Task statement: Repeat all the material exactly; pictures stay out of your copy.

Data records:

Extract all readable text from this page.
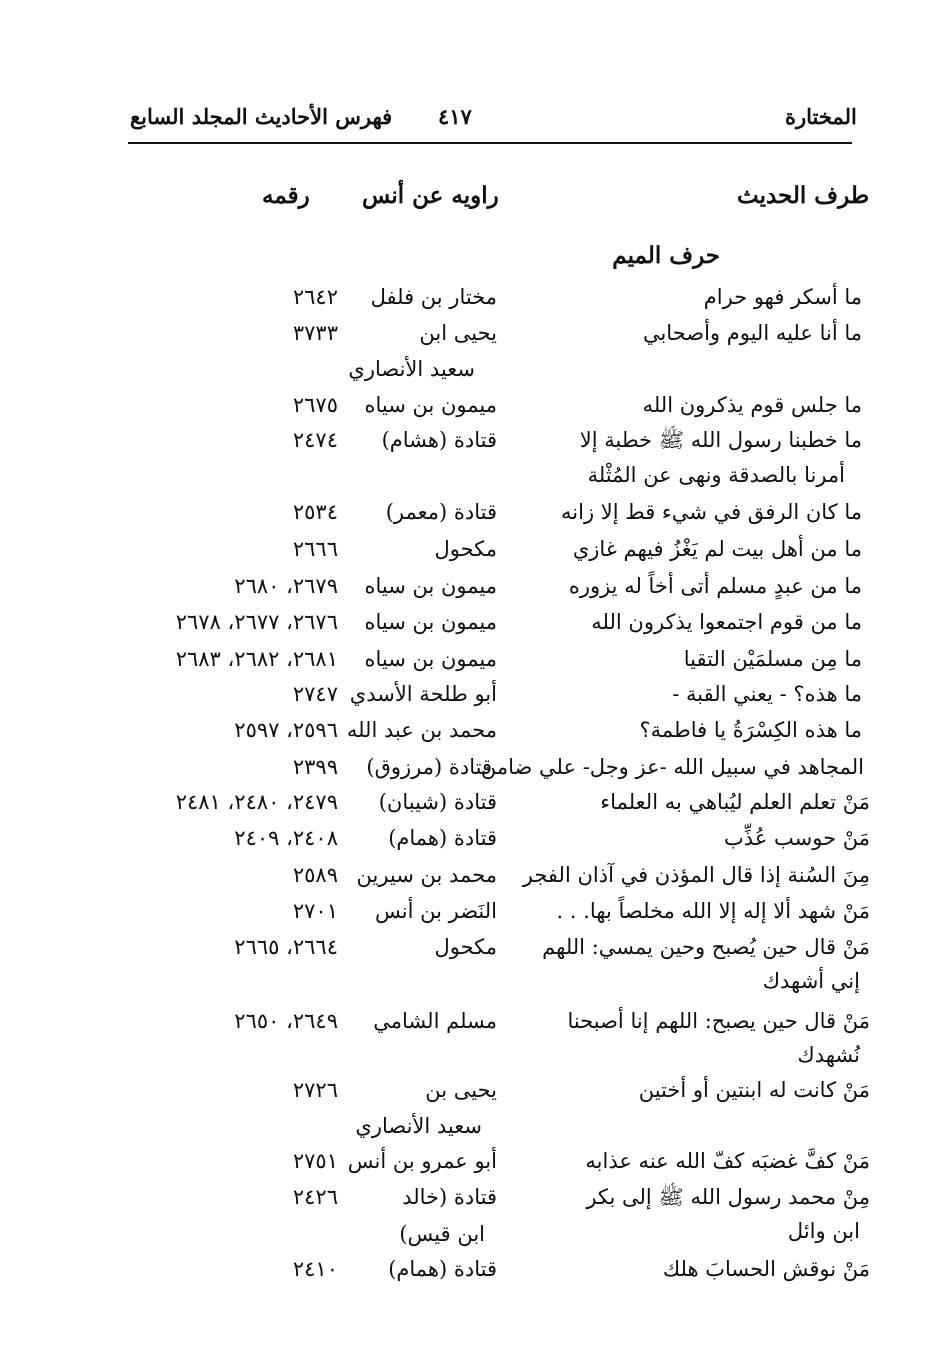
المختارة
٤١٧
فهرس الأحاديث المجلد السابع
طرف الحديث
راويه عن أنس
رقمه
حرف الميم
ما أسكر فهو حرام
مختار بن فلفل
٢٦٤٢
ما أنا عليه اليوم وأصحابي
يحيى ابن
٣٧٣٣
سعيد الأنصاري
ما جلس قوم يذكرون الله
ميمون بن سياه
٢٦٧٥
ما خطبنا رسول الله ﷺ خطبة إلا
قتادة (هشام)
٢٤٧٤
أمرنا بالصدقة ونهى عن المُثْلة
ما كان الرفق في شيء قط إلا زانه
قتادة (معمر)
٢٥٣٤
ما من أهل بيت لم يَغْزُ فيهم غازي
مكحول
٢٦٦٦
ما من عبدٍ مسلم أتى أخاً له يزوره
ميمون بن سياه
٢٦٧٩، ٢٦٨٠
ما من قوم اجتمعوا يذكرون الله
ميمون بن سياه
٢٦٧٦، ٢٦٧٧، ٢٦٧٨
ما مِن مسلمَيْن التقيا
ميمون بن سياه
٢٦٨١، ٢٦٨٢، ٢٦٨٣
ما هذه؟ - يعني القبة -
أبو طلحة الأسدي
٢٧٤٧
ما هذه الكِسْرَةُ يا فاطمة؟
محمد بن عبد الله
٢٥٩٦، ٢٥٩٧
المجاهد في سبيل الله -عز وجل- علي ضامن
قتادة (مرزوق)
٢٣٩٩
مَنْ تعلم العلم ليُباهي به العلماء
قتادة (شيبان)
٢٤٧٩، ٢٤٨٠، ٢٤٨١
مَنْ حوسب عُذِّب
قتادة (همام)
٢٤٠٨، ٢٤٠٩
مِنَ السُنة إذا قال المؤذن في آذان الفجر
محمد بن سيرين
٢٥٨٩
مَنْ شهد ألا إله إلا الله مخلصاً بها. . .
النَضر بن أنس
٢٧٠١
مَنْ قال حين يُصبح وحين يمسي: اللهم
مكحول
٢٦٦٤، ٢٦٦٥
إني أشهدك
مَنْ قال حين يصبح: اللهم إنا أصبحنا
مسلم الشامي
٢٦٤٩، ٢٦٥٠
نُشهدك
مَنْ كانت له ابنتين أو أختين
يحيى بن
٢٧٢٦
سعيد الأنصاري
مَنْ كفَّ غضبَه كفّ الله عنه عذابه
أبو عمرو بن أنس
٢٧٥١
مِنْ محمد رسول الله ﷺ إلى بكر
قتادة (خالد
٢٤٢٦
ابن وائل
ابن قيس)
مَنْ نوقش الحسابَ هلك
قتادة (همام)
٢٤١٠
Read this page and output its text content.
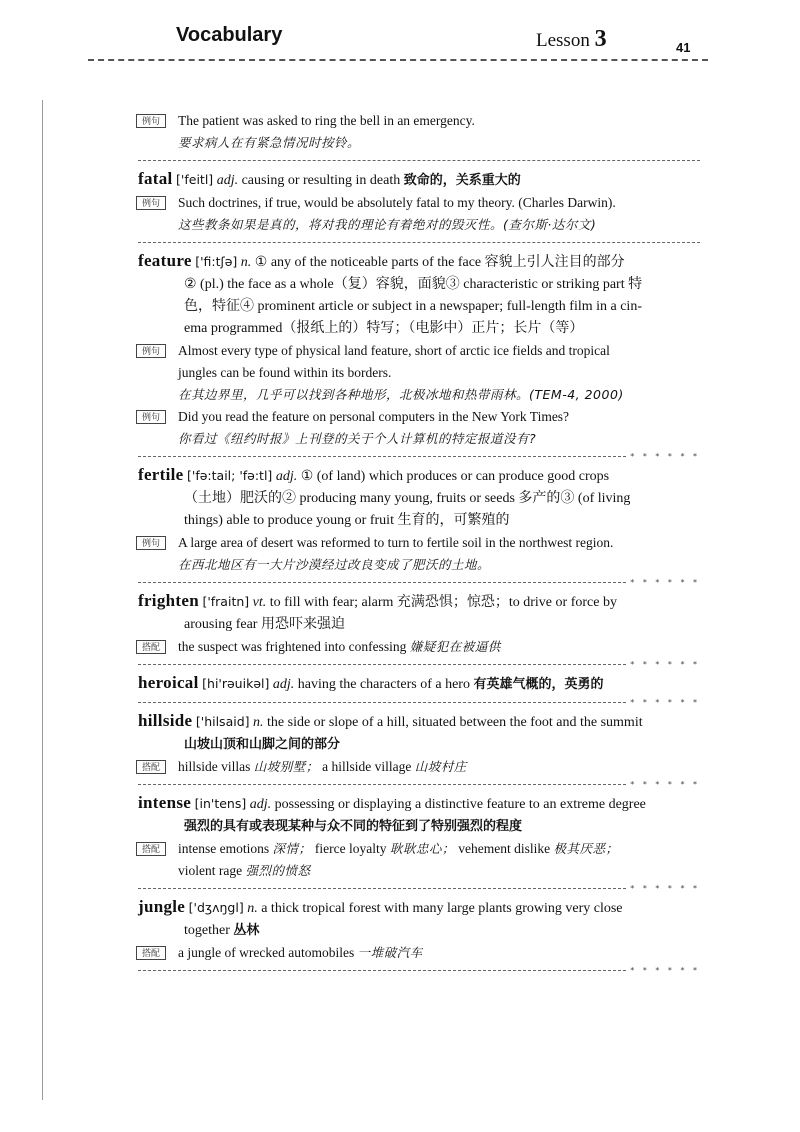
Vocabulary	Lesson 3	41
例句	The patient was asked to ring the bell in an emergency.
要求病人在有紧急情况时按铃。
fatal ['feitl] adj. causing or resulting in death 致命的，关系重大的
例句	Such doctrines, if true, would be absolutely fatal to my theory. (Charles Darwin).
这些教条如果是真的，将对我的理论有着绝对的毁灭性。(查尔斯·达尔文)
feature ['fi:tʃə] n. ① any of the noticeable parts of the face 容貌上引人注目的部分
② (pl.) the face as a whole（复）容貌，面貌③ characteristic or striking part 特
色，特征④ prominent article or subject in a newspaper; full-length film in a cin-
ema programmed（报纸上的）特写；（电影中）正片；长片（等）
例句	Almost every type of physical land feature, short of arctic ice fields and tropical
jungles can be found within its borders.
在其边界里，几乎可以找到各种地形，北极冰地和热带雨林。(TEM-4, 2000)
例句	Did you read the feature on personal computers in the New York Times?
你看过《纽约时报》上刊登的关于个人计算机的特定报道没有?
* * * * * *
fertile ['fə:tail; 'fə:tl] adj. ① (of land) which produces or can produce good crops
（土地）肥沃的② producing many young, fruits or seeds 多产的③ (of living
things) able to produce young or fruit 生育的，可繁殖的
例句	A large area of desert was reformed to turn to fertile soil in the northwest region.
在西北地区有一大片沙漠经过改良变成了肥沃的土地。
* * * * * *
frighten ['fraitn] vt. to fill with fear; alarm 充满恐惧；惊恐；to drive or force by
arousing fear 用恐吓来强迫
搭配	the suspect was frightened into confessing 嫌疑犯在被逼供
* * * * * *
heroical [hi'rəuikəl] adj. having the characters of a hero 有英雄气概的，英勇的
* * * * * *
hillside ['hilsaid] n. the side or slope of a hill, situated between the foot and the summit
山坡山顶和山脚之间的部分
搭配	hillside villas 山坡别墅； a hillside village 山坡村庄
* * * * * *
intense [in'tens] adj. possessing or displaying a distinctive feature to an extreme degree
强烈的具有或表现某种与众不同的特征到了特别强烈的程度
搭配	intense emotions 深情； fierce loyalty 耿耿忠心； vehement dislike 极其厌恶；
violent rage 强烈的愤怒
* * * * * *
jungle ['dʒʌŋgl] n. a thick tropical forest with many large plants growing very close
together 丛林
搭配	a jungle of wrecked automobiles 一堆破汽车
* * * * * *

Written response:
Extract all readable text from this page.
المختارة
٤١٧
فهرس الأحاديث المجلد السابع
طرف الحديث
راويه عن أنس
رقمه
حرف الميم
ما أسكر فهو حرام
مختار بن فلفل
٢٦٤٢
ما أنا عليه اليوم وأصحابي
يحيى ابن
٣٧٣٣
سعيد الأنصاري
ما جلس قوم يذكرون الله
ميمون بن سياه
٢٦٧٥
ما خطبنا رسول الله ﷺ خطبة إلا
قتادة (هشام)
٢٤٧٤
أمرنا بالصدقة ونهى عن المُثْلة
ما كان الرفق في شيء قط إلا زانه
قتادة (معمر)
٢٥٣٤
ما من أهل بيت لم يَغْزُ فيهم غازي
مكحول
٢٦٦٦
ما من عبدٍ مسلم أتى أخاً له يزوره
ميمون بن سياه
٢٦٧٩، ٢٦٨٠
ما من قوم اجتمعوا يذكرون الله
ميمون بن سياه
٢٦٧٦، ٢٦٧٧، ٢٦٧٨
ما مِن مسلمَيْن التقيا
ميمون بن سياه
٢٦٨١، ٢٦٨٢، ٢٦٨٣
ما هذه؟ - يعني القبة -
أبو طلحة الأسدي
٢٧٤٧
ما هذه الكِسْرَةُ يا فاطمة؟
محمد بن عبد الله
٢٥٩٦، ٢٥٩٧
المجاهد في سبيل الله -عز وجل- علي ضامن
قتادة (مرزوق)
٢٣٩٩
مَنْ تعلم العلم ليُباهي به العلماء
قتادة (شيبان)
٢٤٧٩، ٢٤٨٠، ٢٤٨١
مَنْ حوسب عُذِّب
قتادة (همام)
٢٤٠٨، ٢٤٠٩
مِنَ السُنة إذا قال المؤذن في آذان الفجر
محمد بن سيرين
٢٥٨٩
مَنْ شهد ألا إله إلا الله مخلصاً بها. . .
النَضر بن أنس
٢٧٠١
مَنْ قال حين يُصبح وحين يمسي: اللهم
مكحول
٢٦٦٤، ٢٦٦٥
إني أشهدك
مَنْ قال حين يصبح: اللهم إنا أصبحنا
مسلم الشامي
٢٦٤٩، ٢٦٥٠
نُشهدك
مَنْ كانت له ابنتين أو أختين
يحيى بن
٢٧٢٦
سعيد الأنصاري
مَنْ كفَّ غضبَه كفّ الله عنه عذابه
أبو عمرو بن أنس
٢٧٥١
مِنْ محمد رسول الله ﷺ إلى بكر
قتادة (خالد
٢٤٢٦
ابن وائل
ابن قيس)
مَنْ نوقش الحسابَ هلك
قتادة (همام)
٢٤١٠
Read this page and output its text content.
Vocabulary	Lesson 3	41
例句	The patient was asked to ring the bell in an emergency.
要求病人在有紧急情况时按铃。
fatal ['feitl] adj. causing or resulting in death 致命的，关系重大的
例句	Such doctrines, if true, would be absolutely fatal to my theory. (Charles Darwin).
这些教条如果是真的，将对我的理论有着绝对的毁灭性。(查尔斯·达尔文)
feature ['fi:tʃə] n. ① any of the noticeable parts of the face 容貌上引人注目的部分
② (pl.) the face as a whole（复）容貌，面貌③ characteristic or striking part 特
色，特征④ prominent article or subject in a newspaper; full-length film in a cin-
ema programmed（报纸上的）特写；（电影中）正片；长片（等）
例句	Almost every type of physical land feature, short of arctic ice fields and tropical
jungles can be found within its borders.
在其边界里，几乎可以找到各种地形，北极冰地和热带雨林。(TEM-4, 2000)
例句	Did you read the feature on personal computers in the New York Times?
你看过《纽约时报》上刊登的关于个人计算机的特定报道没有?
* * * * * *
fertile ['fə:tail; 'fə:tl] adj. ① (of land) which produces or can produce good crops
（土地）肥沃的② producing many young, fruits or seeds 多产的③ (of living
things) able to produce young or fruit 生育的，可繁殖的
例句	A large area of desert was reformed to turn to fertile soil in the northwest region.
在西北地区有一大片沙漠经过改良变成了肥沃的土地。
* * * * * *
frighten ['fraitn] vt. to fill with fear; alarm 充满恐惧；惊恐；to drive or force by
arousing fear 用恐吓来强迫
搭配	the suspect was frightened into confessing 嫌疑犯在被逼供
* * * * * *
heroical [hi'rəuikəl] adj. having the characters of a hero 有英雄气概的，英勇的
* * * * * *
hillside ['hilsaid] n. the side or slope of a hill, situated between the foot and the summit
山坡山顶和山脚之间的部分
搭配	hillside villas 山坡别墅； a hillside village 山坡村庄
* * * * * *
intense [in'tens] adj. possessing or displaying a distinctive feature to an extreme degree
强烈的具有或表现某种与众不同的特征到了特别强烈的程度
搭配	intense emotions 深情； fierce loyalty 耿耿忠心； vehement dislike 极其厌恶；
violent rage 强烈的愤怒
* * * * * *
jungle ['dʒʌŋgl] n. a thick tropical forest with many large plants growing very close
together 丛林
搭配	a jungle of wrecked automobiles 一堆破汽车
* * * * * *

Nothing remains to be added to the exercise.